AVAILABLE RECORDS
···
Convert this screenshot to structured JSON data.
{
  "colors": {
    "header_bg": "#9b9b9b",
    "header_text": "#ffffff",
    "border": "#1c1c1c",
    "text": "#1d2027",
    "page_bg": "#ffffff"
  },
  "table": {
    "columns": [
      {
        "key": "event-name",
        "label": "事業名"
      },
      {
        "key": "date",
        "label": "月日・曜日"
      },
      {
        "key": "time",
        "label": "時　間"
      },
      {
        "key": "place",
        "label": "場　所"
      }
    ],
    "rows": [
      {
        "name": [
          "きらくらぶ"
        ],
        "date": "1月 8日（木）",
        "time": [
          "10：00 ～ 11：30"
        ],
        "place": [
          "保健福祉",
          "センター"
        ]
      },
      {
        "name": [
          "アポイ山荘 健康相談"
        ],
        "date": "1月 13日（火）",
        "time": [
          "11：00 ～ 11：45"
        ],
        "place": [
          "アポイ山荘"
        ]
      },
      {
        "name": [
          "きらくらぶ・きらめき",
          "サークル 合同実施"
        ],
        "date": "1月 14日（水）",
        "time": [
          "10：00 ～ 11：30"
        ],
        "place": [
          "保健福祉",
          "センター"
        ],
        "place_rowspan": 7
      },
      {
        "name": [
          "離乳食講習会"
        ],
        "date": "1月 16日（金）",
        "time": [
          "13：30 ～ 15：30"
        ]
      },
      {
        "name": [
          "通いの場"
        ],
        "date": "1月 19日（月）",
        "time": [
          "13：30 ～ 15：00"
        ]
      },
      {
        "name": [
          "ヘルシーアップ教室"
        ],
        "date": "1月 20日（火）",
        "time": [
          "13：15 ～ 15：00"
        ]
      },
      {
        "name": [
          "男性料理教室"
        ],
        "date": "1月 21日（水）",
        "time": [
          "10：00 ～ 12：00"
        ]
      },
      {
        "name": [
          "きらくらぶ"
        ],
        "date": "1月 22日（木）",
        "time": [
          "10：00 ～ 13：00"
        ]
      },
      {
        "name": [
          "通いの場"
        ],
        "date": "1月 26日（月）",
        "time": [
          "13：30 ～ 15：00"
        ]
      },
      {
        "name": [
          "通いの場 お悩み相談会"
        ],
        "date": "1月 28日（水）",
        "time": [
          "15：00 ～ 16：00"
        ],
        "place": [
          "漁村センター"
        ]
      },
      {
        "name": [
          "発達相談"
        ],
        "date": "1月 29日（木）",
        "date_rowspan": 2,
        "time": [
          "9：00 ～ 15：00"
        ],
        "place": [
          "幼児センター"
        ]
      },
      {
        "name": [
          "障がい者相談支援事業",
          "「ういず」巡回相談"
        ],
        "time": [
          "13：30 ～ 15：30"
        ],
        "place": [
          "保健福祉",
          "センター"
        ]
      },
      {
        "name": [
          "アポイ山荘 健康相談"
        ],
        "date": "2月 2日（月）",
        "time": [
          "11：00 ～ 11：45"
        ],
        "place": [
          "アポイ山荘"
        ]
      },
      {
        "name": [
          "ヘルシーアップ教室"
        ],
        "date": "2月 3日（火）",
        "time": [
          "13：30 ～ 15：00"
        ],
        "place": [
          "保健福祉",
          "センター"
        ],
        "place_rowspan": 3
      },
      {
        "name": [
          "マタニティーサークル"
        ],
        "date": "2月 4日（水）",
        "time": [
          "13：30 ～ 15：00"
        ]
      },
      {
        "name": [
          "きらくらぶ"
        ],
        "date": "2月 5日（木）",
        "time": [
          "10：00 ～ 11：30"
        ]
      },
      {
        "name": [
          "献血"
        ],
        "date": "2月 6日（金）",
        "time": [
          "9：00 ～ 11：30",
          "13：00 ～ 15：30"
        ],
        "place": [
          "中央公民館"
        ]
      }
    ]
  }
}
···
PROBLEM TO SOLVE
Return every line holding the word "label" from the records.

WORKED ANSWER
        "label": "事業名"
        "label": "月日・曜日"
        "label": "時　間"
        "label": "場　所"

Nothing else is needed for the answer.